Dataset entries:
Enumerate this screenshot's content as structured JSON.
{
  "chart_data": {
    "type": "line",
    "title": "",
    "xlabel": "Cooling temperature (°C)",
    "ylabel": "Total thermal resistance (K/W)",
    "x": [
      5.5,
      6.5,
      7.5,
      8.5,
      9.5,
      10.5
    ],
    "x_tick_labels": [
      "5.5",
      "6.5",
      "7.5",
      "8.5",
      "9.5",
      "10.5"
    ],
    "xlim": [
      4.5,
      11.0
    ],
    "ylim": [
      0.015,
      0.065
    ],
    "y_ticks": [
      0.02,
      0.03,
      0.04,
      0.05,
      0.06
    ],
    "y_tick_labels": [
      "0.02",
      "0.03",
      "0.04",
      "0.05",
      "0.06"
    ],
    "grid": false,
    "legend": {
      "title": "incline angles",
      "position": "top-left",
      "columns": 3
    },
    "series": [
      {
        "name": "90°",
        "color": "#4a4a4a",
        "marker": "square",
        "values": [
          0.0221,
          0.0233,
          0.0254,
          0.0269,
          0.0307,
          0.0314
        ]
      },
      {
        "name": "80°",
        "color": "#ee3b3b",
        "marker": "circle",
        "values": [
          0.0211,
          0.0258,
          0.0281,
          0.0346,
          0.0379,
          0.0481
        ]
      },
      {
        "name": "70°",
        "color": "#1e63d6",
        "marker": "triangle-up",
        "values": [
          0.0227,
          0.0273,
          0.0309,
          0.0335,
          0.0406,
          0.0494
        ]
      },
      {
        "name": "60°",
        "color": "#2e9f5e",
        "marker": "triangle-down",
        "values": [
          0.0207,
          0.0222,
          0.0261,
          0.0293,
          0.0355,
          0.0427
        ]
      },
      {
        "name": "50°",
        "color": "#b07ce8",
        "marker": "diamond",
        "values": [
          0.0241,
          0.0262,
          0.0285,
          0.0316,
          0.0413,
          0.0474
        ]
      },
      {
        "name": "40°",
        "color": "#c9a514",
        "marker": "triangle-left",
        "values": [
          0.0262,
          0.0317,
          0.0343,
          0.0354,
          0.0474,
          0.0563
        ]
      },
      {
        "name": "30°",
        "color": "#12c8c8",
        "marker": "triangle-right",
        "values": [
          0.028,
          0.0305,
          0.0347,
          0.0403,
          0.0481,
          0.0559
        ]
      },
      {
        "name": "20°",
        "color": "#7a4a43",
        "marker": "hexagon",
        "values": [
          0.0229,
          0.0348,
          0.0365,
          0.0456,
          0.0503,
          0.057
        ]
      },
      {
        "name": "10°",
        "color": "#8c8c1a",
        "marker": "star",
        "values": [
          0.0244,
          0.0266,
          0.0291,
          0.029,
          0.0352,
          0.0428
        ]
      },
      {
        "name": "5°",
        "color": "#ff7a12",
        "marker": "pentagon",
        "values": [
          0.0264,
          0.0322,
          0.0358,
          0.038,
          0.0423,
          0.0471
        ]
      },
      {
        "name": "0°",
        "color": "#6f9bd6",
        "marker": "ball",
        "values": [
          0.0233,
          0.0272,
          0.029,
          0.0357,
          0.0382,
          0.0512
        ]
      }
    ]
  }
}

### WORK REQUIRED:
The records above must be output exactly, in full.

### FINISHED TASK:
Enumerate this screenshot's content as structured JSON.
{
  "chart_data": {
    "type": "line",
    "title": "",
    "xlabel": "Cooling temperature (°C)",
    "ylabel": "Total thermal resistance (K/W)",
    "x": [
      5.5,
      6.5,
      7.5,
      8.5,
      9.5,
      10.5
    ],
    "x_tick_labels": [
      "5.5",
      "6.5",
      "7.5",
      "8.5",
      "9.5",
      "10.5"
    ],
    "xlim": [
      4.5,
      11.0
    ],
    "ylim": [
      0.015,
      0.065
    ],
    "y_ticks": [
      0.02,
      0.03,
      0.04,
      0.05,
      0.06
    ],
    "y_tick_labels": [
      "0.02",
      "0.03",
      "0.04",
      "0.05",
      "0.06"
    ],
    "grid": false,
    "legend": {
      "title": "incline angles",
      "position": "top-left",
      "columns": 3
    },
    "series": [
      {
        "name": "90°",
        "color": "#4a4a4a",
        "marker": "square",
        "values": [
          0.0221,
          0.0233,
          0.0254,
          0.0269,
          0.0307,
          0.0314
        ]
      },
      {
        "name": "80°",
        "color": "#ee3b3b",
        "marker": "circle",
        "values": [
          0.0211,
          0.0258,
          0.0281,
          0.0346,
          0.0379,
          0.0481
        ]
      },
      {
        "name": "70°",
        "color": "#1e63d6",
        "marker": "triangle-up",
        "values": [
          0.0227,
          0.0273,
          0.0309,
          0.0335,
          0.0406,
          0.0494
        ]
      },
      {
        "name": "60°",
        "color": "#2e9f5e",
        "marker": "triangle-down",
        "values": [
          0.0207,
          0.0222,
          0.0261,
          0.0293,
          0.0355,
          0.0427
        ]
      },
      {
        "name": "50°",
        "color": "#b07ce8",
        "marker": "diamond",
        "values": [
          0.0241,
          0.0262,
          0.0285,
          0.0316,
          0.0413,
          0.0474
        ]
      },
      {
        "name": "40°",
        "color": "#c9a514",
        "marker": "triangle-left",
        "values": [
          0.0262,
          0.0317,
          0.0343,
          0.0354,
          0.0474,
          0.0563
        ]
      },
      {
        "name": "30°",
        "color": "#12c8c8",
        "marker": "triangle-right",
        "values": [
          0.028,
          0.0305,
          0.0347,
          0.0403,
          0.0481,
          0.0559
        ]
      },
      {
        "name": "20°",
        "color": "#7a4a43",
        "marker": "hexagon",
        "values": [
          0.0229,
          0.0348,
          0.0365,
          0.0456,
          0.0503,
          0.057
        ]
      },
      {
        "name": "10°",
        "color": "#8c8c1a",
        "marker": "star",
        "values": [
          0.0244,
          0.0266,
          0.0291,
          0.029,
          0.0352,
          0.0428
        ]
      },
      {
        "name": "5°",
        "color": "#ff7a12",
        "marker": "pentagon",
        "values": [
          0.0264,
          0.0322,
          0.0358,
          0.038,
          0.0423,
          0.0471
        ]
      },
      {
        "name": "0°",
        "color": "#6f9bd6",
        "marker": "ball",
        "values": [
          0.0233,
          0.0272,
          0.029,
          0.0357,
          0.0382,
          0.0512
        ]
      }
    ]
  }
}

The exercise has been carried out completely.